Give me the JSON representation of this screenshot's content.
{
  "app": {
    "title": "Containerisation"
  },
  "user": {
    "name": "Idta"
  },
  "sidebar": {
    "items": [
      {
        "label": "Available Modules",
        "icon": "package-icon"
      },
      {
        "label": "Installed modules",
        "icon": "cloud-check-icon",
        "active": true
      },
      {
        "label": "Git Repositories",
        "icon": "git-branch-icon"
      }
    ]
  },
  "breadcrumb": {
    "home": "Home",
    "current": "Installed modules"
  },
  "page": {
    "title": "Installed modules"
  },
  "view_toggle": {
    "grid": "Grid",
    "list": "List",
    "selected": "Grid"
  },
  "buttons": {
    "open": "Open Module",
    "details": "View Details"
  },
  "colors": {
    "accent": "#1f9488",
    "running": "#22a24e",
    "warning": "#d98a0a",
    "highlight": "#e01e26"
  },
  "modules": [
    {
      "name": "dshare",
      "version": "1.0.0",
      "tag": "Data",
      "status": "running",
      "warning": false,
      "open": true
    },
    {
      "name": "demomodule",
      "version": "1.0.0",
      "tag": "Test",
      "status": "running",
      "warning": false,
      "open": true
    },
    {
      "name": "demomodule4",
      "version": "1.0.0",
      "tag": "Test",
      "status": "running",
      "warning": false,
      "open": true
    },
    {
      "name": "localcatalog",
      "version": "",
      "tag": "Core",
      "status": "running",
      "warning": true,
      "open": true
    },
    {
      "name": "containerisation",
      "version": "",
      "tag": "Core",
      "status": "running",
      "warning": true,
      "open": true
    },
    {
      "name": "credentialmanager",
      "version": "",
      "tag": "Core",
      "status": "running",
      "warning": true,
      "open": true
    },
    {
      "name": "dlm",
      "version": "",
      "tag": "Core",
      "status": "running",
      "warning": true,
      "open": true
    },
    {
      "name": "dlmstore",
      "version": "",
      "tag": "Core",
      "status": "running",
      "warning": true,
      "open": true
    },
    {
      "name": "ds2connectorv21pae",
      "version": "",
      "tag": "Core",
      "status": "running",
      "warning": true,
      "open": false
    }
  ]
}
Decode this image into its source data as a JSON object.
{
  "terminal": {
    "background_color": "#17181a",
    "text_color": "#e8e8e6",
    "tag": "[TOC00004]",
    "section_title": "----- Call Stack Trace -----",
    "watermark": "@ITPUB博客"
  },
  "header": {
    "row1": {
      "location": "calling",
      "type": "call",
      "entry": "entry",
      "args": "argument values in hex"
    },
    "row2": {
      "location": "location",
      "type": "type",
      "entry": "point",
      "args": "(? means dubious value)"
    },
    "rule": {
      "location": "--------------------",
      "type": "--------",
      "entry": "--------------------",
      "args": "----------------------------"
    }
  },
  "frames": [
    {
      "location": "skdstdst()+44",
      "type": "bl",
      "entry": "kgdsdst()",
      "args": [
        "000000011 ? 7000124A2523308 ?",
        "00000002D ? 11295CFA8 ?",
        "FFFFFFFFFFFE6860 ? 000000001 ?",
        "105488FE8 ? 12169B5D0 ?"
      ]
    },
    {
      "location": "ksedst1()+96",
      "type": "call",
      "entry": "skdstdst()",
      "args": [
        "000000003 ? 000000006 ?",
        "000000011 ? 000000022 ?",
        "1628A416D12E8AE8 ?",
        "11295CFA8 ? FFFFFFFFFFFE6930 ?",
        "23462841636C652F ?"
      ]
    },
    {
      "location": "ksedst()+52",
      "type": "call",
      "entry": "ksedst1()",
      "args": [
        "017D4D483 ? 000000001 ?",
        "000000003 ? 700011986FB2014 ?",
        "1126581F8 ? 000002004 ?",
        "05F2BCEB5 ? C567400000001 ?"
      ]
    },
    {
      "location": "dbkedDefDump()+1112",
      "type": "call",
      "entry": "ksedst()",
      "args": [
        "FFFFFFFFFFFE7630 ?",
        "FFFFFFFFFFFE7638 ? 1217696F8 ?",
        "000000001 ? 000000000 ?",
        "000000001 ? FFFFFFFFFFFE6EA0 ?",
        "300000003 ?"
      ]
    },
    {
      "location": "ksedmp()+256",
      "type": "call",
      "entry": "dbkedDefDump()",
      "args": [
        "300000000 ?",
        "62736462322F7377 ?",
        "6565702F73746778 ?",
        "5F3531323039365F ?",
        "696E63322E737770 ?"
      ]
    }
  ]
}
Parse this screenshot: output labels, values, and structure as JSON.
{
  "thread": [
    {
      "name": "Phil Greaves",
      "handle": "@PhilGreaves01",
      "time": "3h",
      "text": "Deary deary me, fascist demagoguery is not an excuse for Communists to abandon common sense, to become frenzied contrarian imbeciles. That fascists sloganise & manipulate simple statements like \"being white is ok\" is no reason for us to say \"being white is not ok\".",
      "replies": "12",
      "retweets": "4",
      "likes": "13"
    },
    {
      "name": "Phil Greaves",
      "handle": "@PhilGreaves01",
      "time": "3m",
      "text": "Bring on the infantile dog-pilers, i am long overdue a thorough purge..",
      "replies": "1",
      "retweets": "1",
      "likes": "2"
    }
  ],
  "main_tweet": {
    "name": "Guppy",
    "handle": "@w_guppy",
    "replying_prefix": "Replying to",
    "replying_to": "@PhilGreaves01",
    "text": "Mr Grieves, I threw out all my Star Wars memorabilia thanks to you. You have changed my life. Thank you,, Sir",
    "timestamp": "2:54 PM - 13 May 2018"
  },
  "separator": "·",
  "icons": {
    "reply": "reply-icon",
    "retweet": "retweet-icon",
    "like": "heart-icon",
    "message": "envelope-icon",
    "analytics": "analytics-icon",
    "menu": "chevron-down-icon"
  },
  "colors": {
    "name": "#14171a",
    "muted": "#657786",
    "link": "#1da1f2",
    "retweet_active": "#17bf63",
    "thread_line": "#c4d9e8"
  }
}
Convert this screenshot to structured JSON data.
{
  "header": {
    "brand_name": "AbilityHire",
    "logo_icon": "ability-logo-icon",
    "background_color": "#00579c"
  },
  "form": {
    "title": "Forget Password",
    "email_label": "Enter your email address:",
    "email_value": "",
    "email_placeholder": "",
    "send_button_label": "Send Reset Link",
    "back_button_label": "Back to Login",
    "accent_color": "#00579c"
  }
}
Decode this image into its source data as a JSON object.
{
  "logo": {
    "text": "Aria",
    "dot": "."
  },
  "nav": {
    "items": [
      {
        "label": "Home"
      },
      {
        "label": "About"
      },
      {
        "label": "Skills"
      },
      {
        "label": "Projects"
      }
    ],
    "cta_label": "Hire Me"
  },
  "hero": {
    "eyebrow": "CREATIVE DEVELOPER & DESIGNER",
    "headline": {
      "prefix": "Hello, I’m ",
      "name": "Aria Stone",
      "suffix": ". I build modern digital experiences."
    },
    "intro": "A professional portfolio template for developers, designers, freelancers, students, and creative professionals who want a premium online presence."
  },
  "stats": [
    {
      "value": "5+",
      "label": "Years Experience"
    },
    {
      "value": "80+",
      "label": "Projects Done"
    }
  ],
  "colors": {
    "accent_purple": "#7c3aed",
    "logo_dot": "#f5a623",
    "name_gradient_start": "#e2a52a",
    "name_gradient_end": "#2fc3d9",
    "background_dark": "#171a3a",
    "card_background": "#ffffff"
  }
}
====================
Work to do
Return each line that includes "entry".

Correct answer
      "entry": "entry",
      "entry": "point",
      "entry": "--------------------",
      "entry": "kgdsdst()",
      "entry": "skdstdst()",
      "entry": "ksedst1()",
      "entry": "ksedst()",
      "entry": "dbkedDefDump()",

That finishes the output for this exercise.